▸ **Passage fourni**
« Wolves : Behavior, Ecology and Conservation ». C’est un grimoire écrit petit, surchargé de savoirs microscopiques et d’humilités. (…) Quand je soulève ce livre, et sa masse d’informations infinitésimales, volontiers inutilisables, il pèse entre mes doigts comme la preuve émouvante de notre obsession empathique envers les autres formes de vie, de notre qualité diplomatique : des milliers de pages, des vies entières vouées à comprendre un peu mieux d’autres manières d’être vivant. Les traités d’histoire naturelle, certains livres de biologie deviennent autre chose que des sommes scientifiques. Ils sont chargés d’une portée politique inaperçue. Des grimoires diplomatiques, compilant maladroitement (et sur un ton faussement naturaliste qui trompe les auteurs eux-mêmes et leur sert d’alibi pour leurs passions louches) les manières de comprendre comment vivent et se tissent à nous les cohabitants de la Terre. Et, de là, les égards ajustés à établir envers eux.
Ils sont chargés aussi d’une tonalité affective nouvelle : un désespoir de comprendre ces aliens familiers, d’y accéder, qui ressemble à l’obsession avec laquelle un amant transparent observe l’être aimé, beau d’être concentré sur une tâche, occupé à vivre, inaccessible — en un mot, c’est de l’amour interspécifique non partagé.
Baptiste Morizot, Manières d’être vivant (éd. Actes Sud, 2020).

▸ **Consigne**
Reproduisez à l'identique le segment du passage fourni allant de « Ils sont chargés aussi » jusqu'à « Actes Sud, 2020). » inclus.

▸ **Extraits du listing**
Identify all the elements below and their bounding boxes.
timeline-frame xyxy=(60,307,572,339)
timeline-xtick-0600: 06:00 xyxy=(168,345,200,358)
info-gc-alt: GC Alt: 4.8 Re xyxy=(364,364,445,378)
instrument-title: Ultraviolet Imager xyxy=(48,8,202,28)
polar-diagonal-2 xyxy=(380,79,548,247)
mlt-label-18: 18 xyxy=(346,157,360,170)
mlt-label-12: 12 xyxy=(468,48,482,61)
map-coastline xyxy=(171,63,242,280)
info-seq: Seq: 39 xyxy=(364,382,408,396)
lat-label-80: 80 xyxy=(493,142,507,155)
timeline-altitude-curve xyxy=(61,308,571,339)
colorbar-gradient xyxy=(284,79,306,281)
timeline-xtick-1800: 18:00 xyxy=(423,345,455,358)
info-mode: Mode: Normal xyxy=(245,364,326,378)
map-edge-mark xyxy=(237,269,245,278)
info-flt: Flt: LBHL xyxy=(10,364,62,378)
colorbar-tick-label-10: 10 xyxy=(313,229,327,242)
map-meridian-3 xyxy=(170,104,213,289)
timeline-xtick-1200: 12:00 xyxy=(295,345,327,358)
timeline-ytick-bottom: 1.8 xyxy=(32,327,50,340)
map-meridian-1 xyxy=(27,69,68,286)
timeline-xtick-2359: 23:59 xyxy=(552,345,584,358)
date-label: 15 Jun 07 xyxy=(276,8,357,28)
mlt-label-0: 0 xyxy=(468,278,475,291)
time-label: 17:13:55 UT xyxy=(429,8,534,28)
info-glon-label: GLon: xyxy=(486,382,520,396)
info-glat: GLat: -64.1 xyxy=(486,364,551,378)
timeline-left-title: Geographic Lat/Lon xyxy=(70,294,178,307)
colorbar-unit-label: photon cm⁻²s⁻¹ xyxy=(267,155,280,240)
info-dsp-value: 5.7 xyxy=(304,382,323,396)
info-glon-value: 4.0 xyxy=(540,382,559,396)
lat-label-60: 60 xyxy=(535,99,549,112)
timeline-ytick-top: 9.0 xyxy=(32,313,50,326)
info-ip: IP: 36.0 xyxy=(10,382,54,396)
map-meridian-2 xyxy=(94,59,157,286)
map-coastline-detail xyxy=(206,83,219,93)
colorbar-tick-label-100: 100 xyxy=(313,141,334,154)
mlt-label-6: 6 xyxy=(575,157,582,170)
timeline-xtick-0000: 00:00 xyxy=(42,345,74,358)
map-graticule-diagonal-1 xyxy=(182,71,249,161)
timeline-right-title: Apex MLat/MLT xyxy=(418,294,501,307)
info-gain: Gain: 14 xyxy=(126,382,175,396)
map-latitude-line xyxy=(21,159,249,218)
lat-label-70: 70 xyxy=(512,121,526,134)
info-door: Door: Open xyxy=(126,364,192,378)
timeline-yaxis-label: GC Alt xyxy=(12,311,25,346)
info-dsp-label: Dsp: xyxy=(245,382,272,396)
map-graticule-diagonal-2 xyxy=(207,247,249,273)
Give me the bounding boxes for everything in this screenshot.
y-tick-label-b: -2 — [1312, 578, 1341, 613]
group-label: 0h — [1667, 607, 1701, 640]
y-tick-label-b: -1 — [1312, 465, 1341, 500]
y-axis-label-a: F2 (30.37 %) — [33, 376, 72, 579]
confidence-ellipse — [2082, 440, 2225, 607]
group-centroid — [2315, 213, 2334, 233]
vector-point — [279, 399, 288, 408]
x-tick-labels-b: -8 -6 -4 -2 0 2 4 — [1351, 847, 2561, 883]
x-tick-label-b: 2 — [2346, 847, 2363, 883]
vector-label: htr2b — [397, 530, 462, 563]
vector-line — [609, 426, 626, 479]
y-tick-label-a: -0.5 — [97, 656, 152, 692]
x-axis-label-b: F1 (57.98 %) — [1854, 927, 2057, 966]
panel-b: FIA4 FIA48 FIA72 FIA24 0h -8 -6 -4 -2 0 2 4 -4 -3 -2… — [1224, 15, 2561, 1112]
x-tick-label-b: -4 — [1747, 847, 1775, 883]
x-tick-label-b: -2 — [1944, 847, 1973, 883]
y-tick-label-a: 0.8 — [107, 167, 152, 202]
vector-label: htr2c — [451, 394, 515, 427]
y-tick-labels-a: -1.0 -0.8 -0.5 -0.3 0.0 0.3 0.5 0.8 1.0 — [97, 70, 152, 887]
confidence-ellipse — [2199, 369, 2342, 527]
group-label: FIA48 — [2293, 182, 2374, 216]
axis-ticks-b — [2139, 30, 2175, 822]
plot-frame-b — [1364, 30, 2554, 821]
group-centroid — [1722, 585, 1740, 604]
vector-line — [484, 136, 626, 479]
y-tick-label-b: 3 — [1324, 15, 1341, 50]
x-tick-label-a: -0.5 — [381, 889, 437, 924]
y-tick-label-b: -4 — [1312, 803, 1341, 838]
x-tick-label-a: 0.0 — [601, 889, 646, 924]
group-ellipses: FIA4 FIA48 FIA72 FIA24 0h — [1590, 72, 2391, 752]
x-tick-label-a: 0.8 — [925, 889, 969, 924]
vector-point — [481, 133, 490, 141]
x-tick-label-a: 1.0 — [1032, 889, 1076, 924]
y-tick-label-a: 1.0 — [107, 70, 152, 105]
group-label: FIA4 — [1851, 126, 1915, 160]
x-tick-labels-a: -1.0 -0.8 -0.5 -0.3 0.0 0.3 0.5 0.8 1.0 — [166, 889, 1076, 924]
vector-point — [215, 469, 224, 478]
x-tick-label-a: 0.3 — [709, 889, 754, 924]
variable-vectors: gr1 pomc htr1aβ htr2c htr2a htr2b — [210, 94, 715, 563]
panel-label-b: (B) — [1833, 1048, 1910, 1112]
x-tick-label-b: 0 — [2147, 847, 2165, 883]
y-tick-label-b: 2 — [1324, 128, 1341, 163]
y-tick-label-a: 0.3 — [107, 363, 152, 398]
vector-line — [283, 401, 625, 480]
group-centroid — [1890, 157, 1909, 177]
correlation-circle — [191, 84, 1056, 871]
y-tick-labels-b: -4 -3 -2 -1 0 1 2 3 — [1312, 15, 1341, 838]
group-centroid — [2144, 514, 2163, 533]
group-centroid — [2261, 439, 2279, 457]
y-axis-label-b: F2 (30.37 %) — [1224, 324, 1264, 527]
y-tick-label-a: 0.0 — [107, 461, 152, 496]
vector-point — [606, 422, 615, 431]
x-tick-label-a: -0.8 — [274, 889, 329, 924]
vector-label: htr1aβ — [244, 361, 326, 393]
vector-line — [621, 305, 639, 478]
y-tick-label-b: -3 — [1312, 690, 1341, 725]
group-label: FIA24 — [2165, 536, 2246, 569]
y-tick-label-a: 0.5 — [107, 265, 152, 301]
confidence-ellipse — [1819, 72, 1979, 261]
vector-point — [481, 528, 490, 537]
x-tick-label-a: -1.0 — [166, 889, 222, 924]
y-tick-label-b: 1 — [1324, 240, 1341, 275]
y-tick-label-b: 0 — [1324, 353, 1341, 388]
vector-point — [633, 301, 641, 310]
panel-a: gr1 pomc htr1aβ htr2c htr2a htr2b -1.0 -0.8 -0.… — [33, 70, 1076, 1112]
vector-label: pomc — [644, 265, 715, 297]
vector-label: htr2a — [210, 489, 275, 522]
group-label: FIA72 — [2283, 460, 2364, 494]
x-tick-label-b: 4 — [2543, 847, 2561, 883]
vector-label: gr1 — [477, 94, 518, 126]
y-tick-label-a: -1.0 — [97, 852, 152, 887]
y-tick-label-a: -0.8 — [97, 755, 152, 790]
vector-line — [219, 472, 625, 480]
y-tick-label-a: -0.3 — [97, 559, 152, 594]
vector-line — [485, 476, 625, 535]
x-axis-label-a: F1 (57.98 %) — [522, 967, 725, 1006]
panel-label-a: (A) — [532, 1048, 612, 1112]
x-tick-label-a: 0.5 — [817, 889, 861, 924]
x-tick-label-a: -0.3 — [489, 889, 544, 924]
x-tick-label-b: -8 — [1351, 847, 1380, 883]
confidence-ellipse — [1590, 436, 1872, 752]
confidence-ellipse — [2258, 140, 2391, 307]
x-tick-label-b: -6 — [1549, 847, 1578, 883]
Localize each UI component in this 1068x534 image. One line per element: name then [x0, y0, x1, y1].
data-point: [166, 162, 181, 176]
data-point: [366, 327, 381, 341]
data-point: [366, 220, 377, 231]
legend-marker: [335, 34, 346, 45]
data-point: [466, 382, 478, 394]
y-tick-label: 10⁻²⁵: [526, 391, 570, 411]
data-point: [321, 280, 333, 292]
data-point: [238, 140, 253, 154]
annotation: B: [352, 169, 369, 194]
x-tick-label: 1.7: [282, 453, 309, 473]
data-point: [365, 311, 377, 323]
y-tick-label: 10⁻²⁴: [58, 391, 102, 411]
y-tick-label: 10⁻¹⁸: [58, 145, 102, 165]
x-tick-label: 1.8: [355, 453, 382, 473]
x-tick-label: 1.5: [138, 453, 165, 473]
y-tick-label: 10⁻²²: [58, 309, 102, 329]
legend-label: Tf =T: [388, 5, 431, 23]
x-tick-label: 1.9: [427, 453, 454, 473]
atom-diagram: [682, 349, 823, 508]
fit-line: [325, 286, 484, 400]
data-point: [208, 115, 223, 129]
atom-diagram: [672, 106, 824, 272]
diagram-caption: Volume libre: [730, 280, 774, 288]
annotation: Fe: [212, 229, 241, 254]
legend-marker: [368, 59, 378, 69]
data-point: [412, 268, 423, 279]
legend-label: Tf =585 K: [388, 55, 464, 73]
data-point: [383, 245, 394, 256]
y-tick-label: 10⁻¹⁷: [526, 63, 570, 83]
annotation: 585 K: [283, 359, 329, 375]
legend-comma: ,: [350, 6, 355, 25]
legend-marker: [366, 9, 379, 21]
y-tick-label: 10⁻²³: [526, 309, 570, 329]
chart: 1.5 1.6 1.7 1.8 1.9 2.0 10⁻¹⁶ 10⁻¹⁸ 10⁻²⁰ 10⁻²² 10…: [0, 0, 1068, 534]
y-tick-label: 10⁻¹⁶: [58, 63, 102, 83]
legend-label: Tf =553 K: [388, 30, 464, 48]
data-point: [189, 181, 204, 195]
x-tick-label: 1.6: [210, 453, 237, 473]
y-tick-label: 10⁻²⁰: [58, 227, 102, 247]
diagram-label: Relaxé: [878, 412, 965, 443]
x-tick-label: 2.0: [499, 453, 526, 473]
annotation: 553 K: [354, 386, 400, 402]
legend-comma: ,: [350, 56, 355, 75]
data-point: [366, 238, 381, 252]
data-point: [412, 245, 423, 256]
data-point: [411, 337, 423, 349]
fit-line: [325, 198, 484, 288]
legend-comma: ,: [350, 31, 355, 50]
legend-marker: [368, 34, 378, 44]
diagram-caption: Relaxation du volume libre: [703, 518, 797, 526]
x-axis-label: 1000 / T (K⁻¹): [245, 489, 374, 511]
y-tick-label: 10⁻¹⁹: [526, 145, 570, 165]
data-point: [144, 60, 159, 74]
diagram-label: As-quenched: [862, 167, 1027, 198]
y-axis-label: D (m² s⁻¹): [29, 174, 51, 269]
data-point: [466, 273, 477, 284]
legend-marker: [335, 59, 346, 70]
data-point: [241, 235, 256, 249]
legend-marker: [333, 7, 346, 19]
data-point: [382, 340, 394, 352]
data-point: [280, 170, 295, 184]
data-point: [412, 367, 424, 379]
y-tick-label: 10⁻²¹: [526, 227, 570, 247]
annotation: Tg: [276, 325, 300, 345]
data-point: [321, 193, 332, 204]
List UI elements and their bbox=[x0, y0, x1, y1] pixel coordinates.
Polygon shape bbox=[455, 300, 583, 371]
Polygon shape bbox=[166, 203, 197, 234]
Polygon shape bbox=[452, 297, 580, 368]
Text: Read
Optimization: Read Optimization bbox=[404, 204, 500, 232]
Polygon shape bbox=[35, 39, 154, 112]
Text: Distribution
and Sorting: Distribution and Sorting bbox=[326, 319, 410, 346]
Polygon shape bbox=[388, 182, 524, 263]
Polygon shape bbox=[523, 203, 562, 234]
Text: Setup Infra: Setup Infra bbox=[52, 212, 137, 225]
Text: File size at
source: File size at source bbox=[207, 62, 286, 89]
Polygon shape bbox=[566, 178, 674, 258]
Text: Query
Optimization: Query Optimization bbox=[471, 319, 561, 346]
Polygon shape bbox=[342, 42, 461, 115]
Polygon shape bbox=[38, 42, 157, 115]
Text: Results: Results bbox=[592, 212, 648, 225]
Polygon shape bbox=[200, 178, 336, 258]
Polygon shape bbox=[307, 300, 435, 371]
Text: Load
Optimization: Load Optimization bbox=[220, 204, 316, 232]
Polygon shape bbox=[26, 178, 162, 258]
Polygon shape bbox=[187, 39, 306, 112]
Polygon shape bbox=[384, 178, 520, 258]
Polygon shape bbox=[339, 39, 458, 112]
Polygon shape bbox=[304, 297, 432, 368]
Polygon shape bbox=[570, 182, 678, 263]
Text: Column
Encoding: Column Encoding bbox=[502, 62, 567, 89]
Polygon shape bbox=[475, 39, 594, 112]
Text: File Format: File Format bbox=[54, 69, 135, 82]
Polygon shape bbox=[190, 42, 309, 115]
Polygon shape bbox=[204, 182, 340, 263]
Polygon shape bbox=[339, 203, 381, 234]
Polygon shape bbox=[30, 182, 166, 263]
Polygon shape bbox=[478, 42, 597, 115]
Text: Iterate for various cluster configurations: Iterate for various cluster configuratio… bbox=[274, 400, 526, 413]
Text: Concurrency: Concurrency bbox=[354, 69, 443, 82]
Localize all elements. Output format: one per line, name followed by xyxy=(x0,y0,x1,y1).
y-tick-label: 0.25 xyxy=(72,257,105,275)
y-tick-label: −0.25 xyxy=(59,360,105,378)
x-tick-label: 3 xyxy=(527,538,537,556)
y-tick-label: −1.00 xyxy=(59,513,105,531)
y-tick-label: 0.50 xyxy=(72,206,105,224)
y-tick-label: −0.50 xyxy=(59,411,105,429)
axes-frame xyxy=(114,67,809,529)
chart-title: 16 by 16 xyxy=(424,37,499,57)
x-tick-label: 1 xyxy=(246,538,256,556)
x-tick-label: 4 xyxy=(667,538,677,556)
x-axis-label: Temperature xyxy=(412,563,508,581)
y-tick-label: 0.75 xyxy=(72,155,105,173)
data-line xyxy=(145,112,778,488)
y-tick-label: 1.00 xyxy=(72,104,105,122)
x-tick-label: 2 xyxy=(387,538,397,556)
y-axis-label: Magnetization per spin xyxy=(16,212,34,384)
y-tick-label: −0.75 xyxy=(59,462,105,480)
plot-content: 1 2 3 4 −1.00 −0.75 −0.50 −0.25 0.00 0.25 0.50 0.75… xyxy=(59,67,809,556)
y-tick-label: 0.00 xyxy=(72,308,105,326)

▸ **Corrigé**
Ils sont chargés aussi d’une tonalité affective nouvelle : un désespoir de comprendre ces aliens familiers, d’y accéder, qui ressemble à l’obsession avec laquelle un amant transparent observe l’être aimé, beau d’être concentré sur une tâche, occupé à vivre, inaccessible — en un mot, c’est de l’amour interspécifique non partagé.
Baptiste Morizot, Manières d’être vivant (éd. Actes Sud, 2020).